- _PROBLEM REQUIREMENTS_: Below are entries. Pull out all lines containing "GRADE".

[Records from a collection of figures]
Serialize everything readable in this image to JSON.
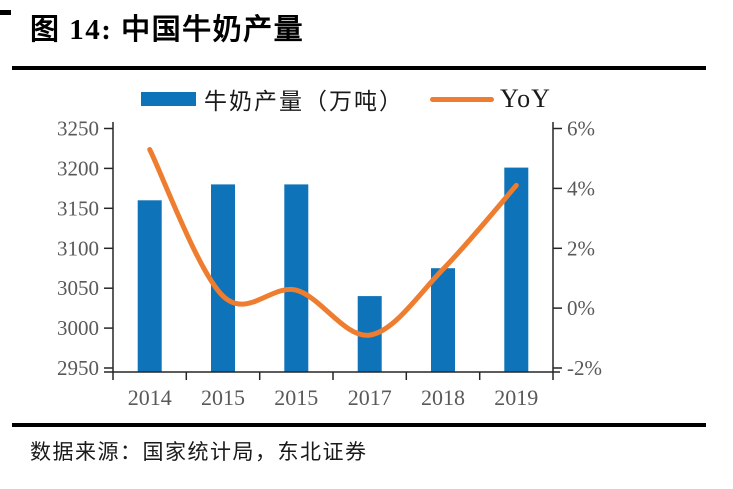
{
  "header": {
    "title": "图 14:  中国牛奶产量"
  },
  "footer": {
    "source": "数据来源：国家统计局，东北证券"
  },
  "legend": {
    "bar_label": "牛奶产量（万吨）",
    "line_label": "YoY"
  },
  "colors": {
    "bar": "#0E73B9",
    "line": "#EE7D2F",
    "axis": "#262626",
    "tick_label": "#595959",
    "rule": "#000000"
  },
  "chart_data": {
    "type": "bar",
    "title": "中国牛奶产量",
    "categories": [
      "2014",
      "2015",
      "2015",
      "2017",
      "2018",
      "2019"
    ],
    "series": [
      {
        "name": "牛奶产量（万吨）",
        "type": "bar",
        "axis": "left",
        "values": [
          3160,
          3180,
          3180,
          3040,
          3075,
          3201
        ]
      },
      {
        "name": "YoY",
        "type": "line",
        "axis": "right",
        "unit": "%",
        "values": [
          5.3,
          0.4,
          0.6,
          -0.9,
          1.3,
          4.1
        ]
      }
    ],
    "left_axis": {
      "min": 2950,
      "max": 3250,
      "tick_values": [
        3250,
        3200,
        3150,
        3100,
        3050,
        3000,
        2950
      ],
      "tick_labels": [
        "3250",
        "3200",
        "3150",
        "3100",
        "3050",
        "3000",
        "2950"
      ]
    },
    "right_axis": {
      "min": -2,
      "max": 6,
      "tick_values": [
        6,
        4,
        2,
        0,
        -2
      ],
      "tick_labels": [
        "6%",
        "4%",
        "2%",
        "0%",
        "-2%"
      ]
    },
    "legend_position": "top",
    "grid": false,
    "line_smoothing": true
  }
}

* * *

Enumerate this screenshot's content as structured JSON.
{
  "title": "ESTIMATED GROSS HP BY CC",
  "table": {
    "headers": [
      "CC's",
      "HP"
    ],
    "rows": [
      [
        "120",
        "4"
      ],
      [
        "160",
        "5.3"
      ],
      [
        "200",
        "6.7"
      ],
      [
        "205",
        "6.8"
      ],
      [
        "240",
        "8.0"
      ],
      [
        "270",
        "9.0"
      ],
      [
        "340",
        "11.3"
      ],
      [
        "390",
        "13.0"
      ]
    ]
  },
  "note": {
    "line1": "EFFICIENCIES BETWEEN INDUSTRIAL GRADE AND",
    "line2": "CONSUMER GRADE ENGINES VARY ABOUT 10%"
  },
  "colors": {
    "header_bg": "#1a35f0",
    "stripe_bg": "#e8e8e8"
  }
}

---

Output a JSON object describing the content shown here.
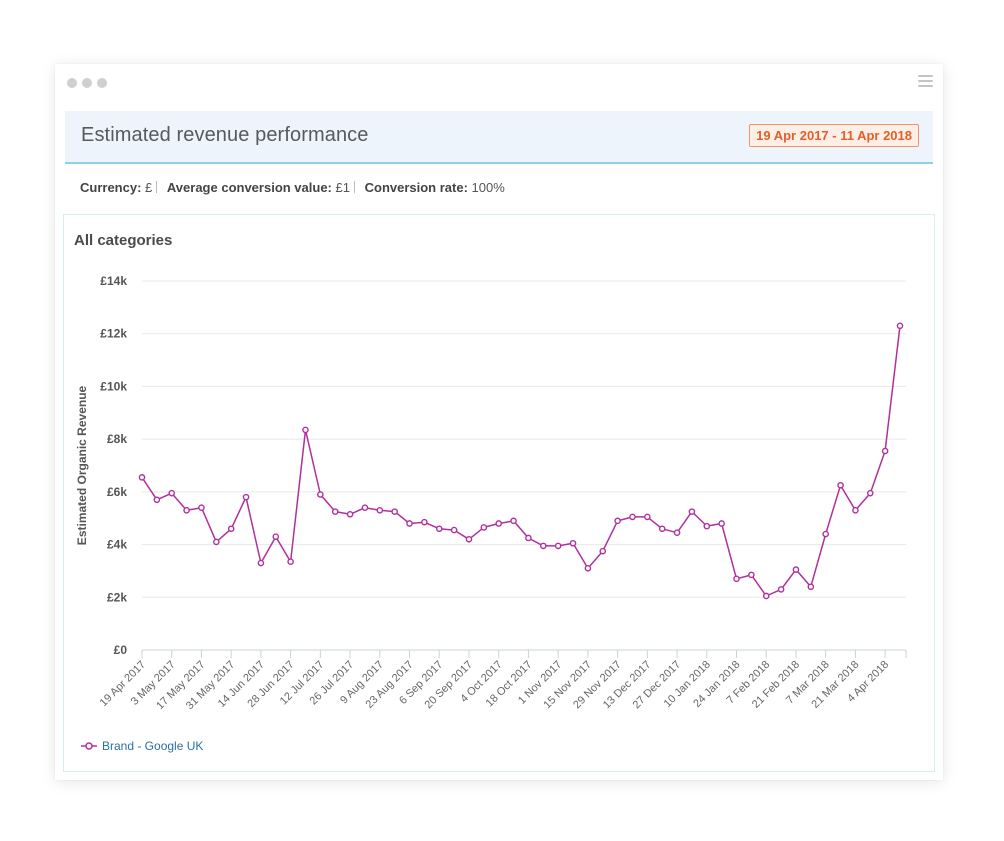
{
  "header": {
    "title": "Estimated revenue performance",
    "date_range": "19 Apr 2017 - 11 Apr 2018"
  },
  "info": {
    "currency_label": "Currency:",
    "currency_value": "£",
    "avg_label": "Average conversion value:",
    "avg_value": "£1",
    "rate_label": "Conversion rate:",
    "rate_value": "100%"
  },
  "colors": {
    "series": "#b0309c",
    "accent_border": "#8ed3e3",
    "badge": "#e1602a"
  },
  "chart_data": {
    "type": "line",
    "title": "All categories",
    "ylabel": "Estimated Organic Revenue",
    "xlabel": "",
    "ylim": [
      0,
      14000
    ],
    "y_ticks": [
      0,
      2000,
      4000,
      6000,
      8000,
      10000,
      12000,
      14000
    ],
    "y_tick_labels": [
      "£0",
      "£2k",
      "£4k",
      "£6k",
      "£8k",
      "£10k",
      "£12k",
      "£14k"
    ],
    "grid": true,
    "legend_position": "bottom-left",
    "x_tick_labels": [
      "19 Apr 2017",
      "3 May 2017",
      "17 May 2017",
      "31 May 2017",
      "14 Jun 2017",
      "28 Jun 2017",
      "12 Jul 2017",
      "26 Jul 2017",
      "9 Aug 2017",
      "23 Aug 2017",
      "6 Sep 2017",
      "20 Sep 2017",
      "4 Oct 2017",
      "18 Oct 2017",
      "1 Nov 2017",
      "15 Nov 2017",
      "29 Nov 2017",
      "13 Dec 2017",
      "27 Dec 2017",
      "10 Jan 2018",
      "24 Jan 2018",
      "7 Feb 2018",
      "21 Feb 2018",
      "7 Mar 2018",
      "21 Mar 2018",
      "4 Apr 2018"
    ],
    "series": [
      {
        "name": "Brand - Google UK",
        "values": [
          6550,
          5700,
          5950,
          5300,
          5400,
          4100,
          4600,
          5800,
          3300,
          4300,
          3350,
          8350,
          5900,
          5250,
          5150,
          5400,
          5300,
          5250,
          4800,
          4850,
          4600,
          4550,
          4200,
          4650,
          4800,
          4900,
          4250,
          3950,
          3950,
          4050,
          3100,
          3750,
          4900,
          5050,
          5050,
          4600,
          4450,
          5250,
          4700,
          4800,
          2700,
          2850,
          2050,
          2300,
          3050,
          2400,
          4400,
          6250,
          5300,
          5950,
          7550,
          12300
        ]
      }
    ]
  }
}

- _OUTPUT OF THE EXERCISE_:
    "line1": "EFFICIENCIES BETWEEN INDUSTRIAL GRADE AND",
    "line2": "CONSUMER GRADE ENGINES VARY ABOUT 10%"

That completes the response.